GOAL
Give back every line exactly as it appears, pictures excluded.

Recorded data:

•••

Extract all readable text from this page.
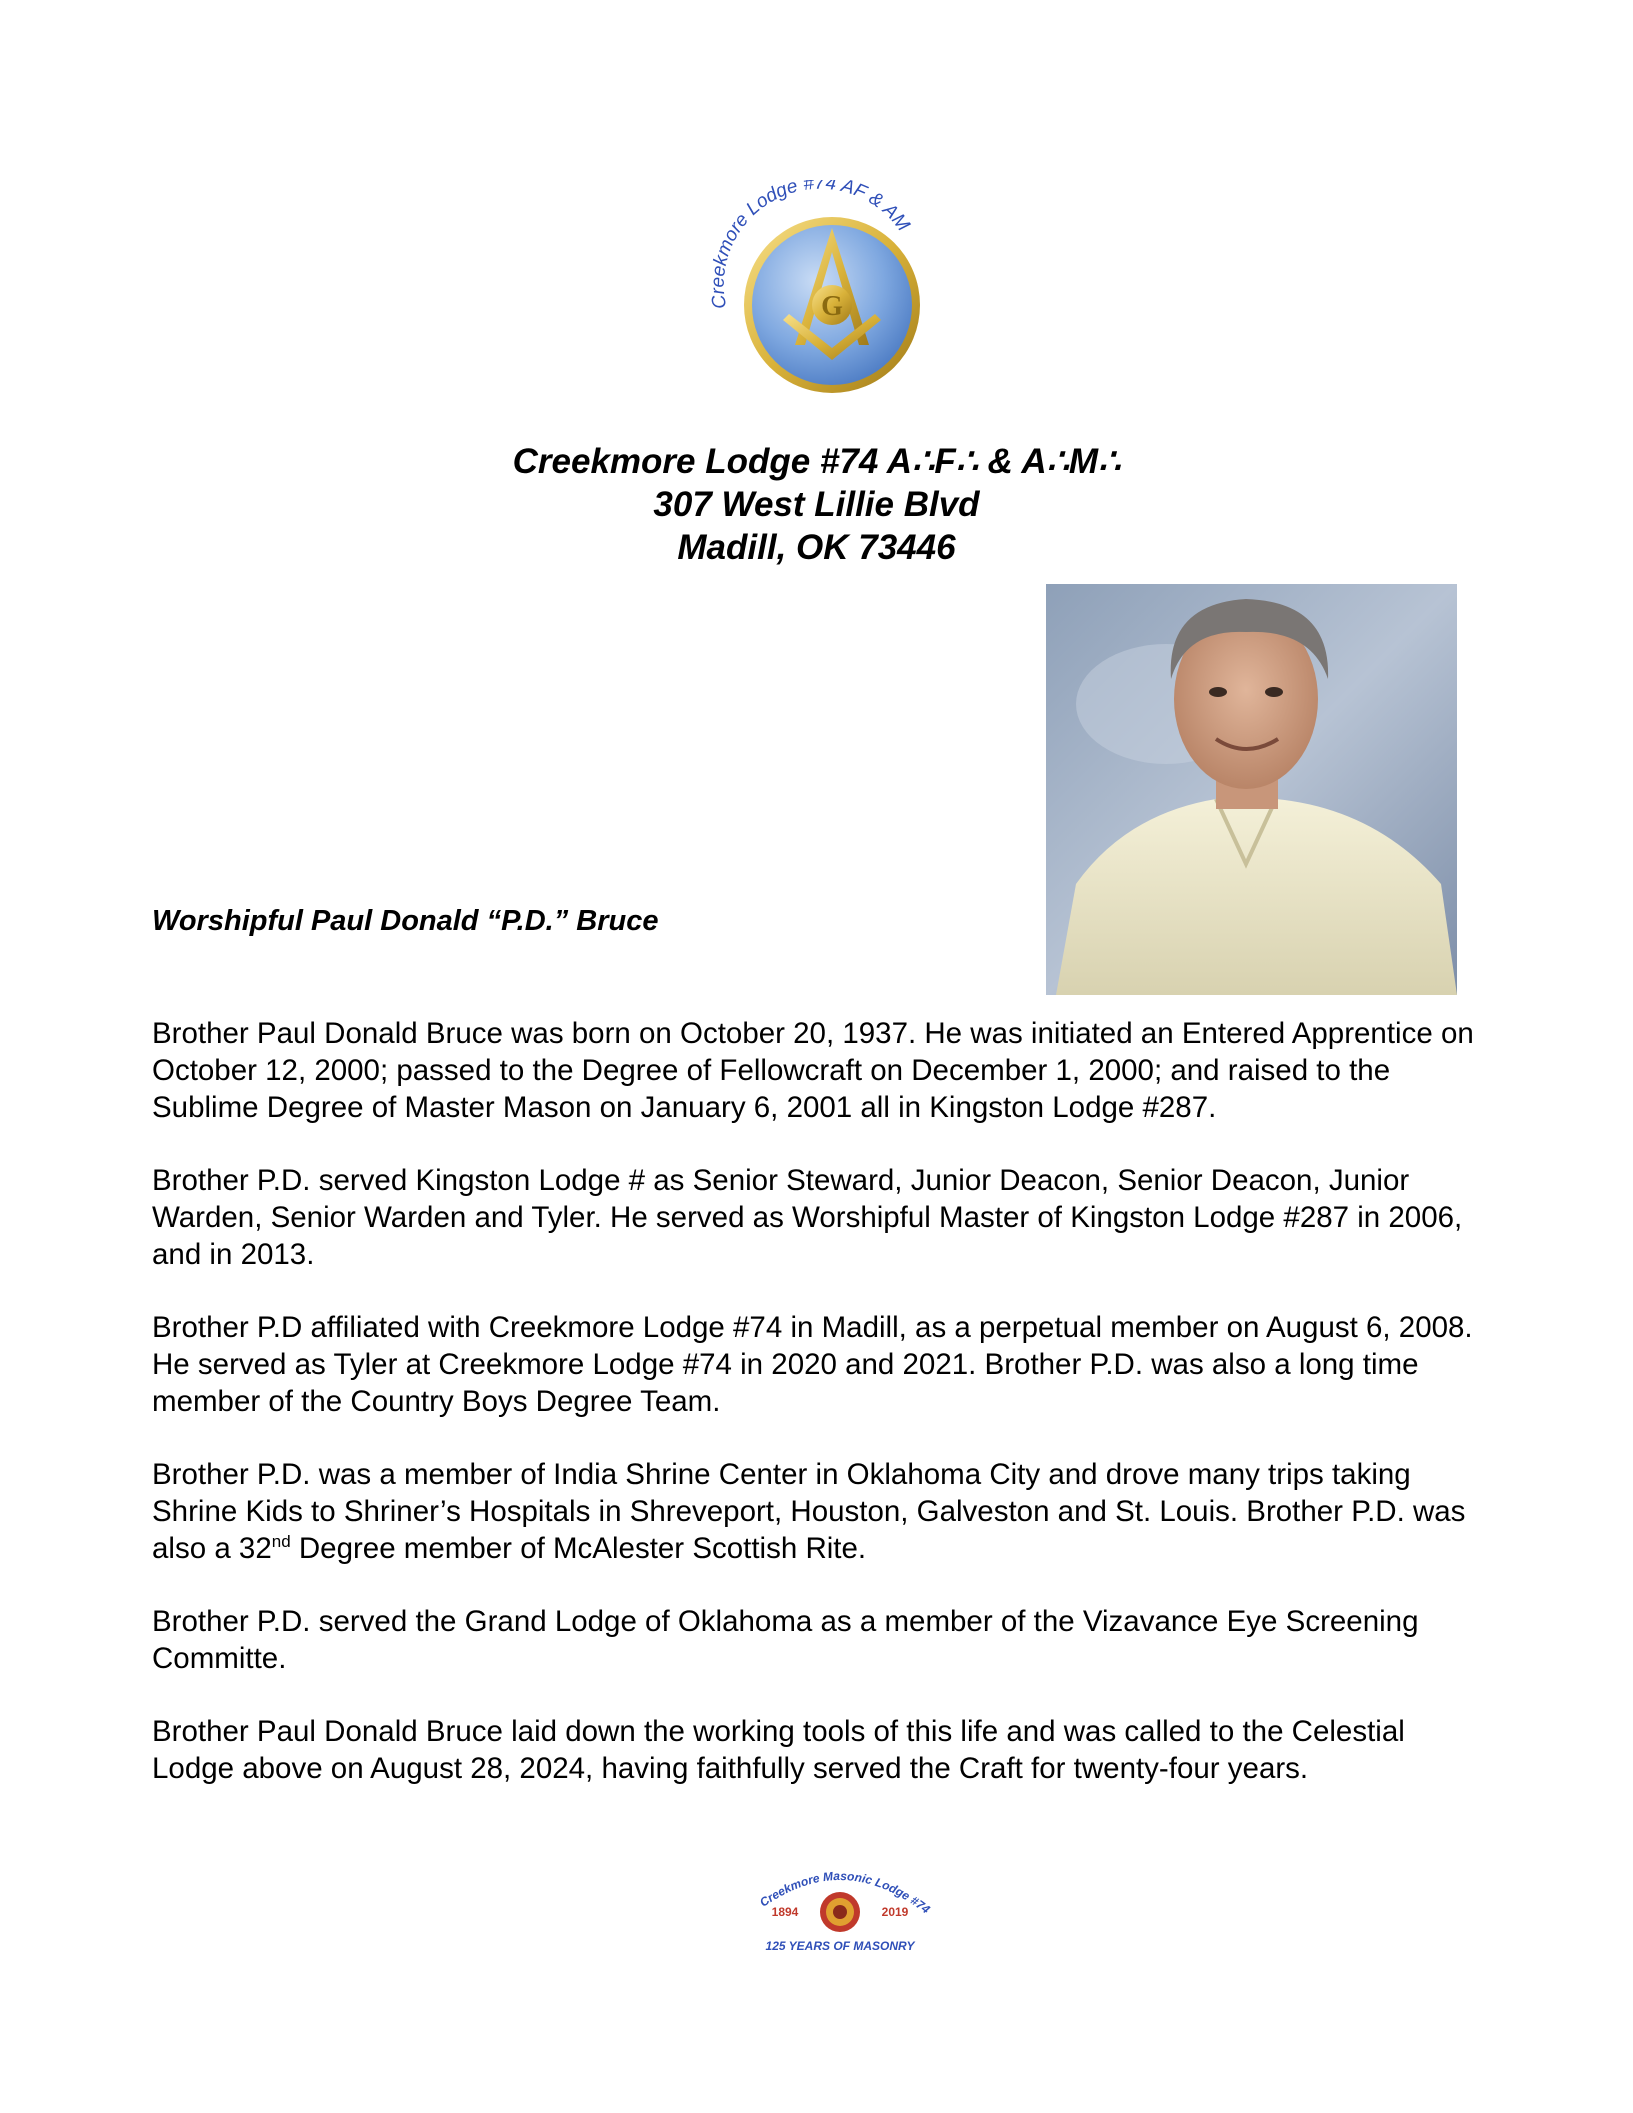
G
Creekmore Lodge #74 AF & AM
Creekmore Lodge #74 A∴F∴ & A∴M∴
307 West Lillie Blvd
Madill, OK 73446
Worshipful Paul Donald “P.D.” Bruce

Brother Paul Donald Bruce was born on October 20, 1937. He was initiated an Entered Apprentice on October 12, 2000; passed to the Degree of Fellowcraft on December 1, 2000; and raised to the Sublime Degree of Master Mason on January 6, 2001 all in Kingston Lodge #287.

Brother P.D. served Kingston Lodge # as Senior Steward, Junior Deacon, Senior Deacon, Junior Warden, Senior Warden and Tyler. He served as Worshipful Master of Kingston Lodge #287 in 2006, and in 2013.

Brother P.D affiliated with Creekmore Lodge #74 in Madill, as a perpetual member on August 6, 2008. He served as Tyler at Creekmore Lodge #74 in 2020 and 2021. Brother P.D. was also a long time member of the Country Boys Degree Team.

Brother P.D. was a member of India Shrine Center in Oklahoma City and drove many trips taking Shrine Kids to Shriner’s Hospitals in Shreveport, Houston, Galveston and St. Louis. Brother P.D. was also a 32nd Degree member of McAlester Scottish Rite.

Brother P.D. served the Grand Lodge of Oklahoma as a member of the Vizavance Eye Screening Committe.

Brother Paul Donald Bruce laid down the working tools of this life and was called to the Celestial Lodge above on August 28, 2024, having faithfully served the Craft for twenty-four years.

Creekmore Masonic Lodge #74
1894	2019
125 YEARS OF MASONRY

•••

CORRECT ANSWER
Extract all readable text from this page.
G
Creekmore Lodge #74 AF & AM
Creekmore Lodge #74 A∴F∴ & A∴M∴
307 West Lillie Blvd
Madill, OK 73446
Worshipful Paul Donald “P.D.” Bruce

Brother Paul Donald Bruce was born on October 20, 1937. He was initiated an Entered Apprentice on October 12, 2000; passed to the Degree of Fellowcraft on December 1, 2000; and raised to the Sublime Degree of Master Mason on January 6, 2001 all in Kingston Lodge #287.

Brother P.D. served Kingston Lodge # as Senior Steward, Junior Deacon, Senior Deacon, Junior Warden, Senior Warden and Tyler. He served as Worshipful Master of Kingston Lodge #287 in 2006, and in 2013.

Brother P.D affiliated with Creekmore Lodge #74 in Madill, as a perpetual member on August 6, 2008. He served as Tyler at Creekmore Lodge #74 in 2020 and 2021. Brother P.D. was also a long time member of the Country Boys Degree Team.

Brother P.D. was a member of India Shrine Center in Oklahoma City and drove many trips taking Shrine Kids to Shriner’s Hospitals in Shreveport, Houston, Galveston and St. Louis. Brother P.D. was also a 32nd Degree member of McAlester Scottish Rite.

Brother P.D. served the Grand Lodge of Oklahoma as a member of the Vizavance Eye Screening Committe.

Brother Paul Donald Bruce laid down the working tools of this life and was called to the Celestial Lodge above on August 28, 2024, having faithfully served the Craft for twenty-four years.

Creekmore Masonic Lodge #74
1894	2019
125 YEARS OF MASONRY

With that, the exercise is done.